<<<<

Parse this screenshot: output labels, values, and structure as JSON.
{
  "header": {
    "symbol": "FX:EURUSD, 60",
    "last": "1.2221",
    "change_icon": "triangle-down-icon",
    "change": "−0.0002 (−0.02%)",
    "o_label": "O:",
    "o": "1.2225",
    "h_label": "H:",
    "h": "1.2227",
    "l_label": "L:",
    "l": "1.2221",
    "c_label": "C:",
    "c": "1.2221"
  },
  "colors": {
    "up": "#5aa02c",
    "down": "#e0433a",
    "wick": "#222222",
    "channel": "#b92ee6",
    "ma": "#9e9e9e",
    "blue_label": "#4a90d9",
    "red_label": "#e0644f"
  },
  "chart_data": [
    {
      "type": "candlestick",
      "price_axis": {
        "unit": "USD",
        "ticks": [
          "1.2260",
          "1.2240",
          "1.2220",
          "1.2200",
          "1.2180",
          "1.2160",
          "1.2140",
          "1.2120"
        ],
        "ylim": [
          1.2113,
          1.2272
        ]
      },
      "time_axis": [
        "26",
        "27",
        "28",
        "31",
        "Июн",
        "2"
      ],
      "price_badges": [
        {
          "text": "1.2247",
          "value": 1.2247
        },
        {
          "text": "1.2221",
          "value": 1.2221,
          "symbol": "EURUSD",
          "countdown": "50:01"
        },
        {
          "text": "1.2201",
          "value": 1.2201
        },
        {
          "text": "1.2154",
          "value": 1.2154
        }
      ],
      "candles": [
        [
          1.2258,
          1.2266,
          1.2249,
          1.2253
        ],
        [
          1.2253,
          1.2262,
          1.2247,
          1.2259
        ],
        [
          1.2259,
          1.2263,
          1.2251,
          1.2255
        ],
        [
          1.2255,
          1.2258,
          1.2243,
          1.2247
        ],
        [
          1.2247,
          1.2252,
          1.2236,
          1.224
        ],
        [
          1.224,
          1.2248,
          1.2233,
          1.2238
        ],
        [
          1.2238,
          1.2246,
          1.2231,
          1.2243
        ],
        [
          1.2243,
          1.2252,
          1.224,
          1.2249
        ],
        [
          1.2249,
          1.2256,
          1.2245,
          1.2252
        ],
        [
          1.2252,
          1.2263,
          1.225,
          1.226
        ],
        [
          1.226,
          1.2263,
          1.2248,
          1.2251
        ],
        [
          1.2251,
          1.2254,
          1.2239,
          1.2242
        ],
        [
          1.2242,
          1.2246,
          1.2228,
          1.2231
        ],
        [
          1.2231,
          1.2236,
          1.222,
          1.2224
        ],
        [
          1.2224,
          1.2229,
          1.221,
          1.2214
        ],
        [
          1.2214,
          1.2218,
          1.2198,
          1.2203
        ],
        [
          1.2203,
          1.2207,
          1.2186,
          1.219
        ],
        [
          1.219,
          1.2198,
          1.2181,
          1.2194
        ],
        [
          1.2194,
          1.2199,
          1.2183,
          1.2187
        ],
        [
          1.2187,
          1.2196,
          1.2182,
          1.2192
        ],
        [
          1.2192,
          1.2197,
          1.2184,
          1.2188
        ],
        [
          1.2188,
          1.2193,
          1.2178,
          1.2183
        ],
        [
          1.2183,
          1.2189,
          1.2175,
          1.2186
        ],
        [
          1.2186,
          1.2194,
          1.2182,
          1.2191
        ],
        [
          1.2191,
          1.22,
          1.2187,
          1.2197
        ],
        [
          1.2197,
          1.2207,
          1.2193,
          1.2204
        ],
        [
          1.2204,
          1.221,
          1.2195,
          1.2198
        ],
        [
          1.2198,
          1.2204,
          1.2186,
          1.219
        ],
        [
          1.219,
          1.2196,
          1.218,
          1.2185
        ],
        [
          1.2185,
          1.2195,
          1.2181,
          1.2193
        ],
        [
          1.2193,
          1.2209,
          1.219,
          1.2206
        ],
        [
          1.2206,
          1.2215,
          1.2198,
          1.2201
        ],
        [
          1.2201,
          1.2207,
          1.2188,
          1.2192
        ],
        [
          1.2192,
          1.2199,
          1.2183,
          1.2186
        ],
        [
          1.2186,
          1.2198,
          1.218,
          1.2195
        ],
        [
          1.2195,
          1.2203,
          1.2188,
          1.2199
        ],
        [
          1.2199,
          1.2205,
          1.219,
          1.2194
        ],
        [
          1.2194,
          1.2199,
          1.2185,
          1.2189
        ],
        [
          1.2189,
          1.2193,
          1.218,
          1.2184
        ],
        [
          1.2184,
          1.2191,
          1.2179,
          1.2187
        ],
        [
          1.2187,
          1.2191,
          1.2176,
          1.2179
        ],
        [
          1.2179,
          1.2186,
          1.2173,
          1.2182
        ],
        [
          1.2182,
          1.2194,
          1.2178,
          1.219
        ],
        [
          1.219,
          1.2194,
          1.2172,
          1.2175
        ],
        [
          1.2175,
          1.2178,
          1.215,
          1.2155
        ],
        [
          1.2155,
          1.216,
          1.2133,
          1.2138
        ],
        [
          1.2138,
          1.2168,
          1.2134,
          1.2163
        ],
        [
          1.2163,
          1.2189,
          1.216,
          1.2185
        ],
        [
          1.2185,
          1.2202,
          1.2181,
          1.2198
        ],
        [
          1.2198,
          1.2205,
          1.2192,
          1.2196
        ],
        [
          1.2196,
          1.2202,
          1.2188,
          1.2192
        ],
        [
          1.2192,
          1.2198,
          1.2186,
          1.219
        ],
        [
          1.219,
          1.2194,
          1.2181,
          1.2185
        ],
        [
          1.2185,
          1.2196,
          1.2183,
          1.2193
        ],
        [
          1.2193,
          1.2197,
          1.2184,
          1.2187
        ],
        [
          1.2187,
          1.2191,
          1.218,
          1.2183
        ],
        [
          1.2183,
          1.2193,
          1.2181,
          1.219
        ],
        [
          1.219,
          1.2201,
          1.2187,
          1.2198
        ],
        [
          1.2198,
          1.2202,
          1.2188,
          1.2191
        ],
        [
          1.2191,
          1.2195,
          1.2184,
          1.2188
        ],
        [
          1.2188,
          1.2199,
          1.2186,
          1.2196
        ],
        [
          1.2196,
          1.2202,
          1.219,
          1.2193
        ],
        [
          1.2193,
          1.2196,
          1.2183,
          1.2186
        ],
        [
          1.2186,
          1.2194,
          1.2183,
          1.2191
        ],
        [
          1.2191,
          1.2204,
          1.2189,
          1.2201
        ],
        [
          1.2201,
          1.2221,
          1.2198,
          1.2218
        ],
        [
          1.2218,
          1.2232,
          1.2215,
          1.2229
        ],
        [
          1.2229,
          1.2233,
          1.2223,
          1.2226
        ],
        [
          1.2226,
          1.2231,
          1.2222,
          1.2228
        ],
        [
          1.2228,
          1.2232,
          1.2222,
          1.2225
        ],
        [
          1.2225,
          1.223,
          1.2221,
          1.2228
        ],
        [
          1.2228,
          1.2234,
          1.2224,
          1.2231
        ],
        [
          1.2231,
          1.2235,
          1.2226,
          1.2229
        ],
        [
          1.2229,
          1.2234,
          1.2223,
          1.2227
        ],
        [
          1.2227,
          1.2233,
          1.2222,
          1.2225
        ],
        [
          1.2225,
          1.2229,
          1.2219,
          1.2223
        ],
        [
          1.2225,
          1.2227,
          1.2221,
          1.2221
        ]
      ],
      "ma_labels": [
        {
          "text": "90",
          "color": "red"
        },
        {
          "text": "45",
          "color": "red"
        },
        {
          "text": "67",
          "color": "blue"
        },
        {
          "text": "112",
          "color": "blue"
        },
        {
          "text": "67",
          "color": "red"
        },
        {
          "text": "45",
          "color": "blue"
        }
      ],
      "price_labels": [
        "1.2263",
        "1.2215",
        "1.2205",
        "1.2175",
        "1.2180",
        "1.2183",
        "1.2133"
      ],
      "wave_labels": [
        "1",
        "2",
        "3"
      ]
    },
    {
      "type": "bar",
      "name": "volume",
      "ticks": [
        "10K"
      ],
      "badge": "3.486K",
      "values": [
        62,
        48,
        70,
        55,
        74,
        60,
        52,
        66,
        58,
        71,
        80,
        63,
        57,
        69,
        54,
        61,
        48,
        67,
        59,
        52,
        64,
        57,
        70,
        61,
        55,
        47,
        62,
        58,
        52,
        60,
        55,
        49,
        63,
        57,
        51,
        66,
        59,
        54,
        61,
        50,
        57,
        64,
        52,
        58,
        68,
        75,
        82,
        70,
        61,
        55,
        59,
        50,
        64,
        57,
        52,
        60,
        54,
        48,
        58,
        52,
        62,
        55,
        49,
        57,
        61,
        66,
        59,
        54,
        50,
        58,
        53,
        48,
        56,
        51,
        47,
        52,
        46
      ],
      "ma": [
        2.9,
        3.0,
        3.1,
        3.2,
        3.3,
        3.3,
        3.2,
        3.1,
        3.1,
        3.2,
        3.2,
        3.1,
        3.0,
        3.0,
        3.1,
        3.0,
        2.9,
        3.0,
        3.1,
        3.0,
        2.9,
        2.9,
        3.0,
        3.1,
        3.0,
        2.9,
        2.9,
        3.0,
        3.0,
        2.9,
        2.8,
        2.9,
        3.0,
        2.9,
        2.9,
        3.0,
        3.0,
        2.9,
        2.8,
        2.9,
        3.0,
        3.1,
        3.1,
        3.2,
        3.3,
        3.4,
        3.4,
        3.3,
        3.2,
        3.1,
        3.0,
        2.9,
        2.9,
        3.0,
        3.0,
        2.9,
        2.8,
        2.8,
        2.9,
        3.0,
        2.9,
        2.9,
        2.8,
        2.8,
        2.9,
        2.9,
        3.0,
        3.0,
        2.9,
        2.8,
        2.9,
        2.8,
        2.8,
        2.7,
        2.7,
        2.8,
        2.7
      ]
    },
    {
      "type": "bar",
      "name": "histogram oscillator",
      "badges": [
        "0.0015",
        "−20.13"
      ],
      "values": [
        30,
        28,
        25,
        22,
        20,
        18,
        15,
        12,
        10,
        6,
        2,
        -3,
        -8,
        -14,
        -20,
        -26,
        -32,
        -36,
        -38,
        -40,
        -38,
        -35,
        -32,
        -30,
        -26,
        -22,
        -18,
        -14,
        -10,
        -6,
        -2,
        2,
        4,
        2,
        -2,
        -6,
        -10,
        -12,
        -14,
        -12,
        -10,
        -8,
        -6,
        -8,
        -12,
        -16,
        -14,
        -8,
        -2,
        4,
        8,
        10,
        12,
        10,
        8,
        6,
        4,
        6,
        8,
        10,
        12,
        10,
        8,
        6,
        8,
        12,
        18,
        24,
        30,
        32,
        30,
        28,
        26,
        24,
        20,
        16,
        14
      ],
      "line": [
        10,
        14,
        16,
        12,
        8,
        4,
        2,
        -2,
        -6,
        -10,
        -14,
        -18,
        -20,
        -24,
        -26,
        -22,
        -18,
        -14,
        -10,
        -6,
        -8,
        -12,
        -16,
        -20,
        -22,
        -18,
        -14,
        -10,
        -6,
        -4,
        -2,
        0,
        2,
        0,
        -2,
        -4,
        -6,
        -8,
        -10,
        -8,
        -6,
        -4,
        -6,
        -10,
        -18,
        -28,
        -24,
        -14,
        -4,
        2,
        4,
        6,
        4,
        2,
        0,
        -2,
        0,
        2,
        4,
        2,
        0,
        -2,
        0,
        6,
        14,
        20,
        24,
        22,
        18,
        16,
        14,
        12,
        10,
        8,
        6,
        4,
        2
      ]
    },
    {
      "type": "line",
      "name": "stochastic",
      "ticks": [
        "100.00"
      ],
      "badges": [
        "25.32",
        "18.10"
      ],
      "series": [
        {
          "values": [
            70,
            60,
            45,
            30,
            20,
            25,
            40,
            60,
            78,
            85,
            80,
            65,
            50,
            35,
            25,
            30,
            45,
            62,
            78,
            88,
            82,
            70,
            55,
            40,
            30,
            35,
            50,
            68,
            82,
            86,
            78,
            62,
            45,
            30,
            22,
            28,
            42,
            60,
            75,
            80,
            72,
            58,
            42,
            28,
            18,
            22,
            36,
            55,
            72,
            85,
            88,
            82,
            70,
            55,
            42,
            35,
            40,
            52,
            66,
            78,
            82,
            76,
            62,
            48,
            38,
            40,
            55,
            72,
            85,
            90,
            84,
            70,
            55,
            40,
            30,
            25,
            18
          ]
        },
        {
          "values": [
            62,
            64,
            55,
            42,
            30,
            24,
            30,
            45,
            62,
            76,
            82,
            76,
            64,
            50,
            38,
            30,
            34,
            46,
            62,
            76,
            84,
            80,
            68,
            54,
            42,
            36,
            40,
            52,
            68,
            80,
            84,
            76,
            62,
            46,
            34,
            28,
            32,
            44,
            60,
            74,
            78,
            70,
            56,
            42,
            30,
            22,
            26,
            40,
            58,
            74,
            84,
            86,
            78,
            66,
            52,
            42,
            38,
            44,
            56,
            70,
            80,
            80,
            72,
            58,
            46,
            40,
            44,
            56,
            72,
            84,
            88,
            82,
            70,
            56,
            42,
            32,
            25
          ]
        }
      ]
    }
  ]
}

>>>>

(WHAT TO PRODUCE) Copy out every line from the data above that has "name" in it.

(RESULT FOR THIS TASK)
      "name": "volume",
      "name": "histogram oscillator",
      "name": "stochastic",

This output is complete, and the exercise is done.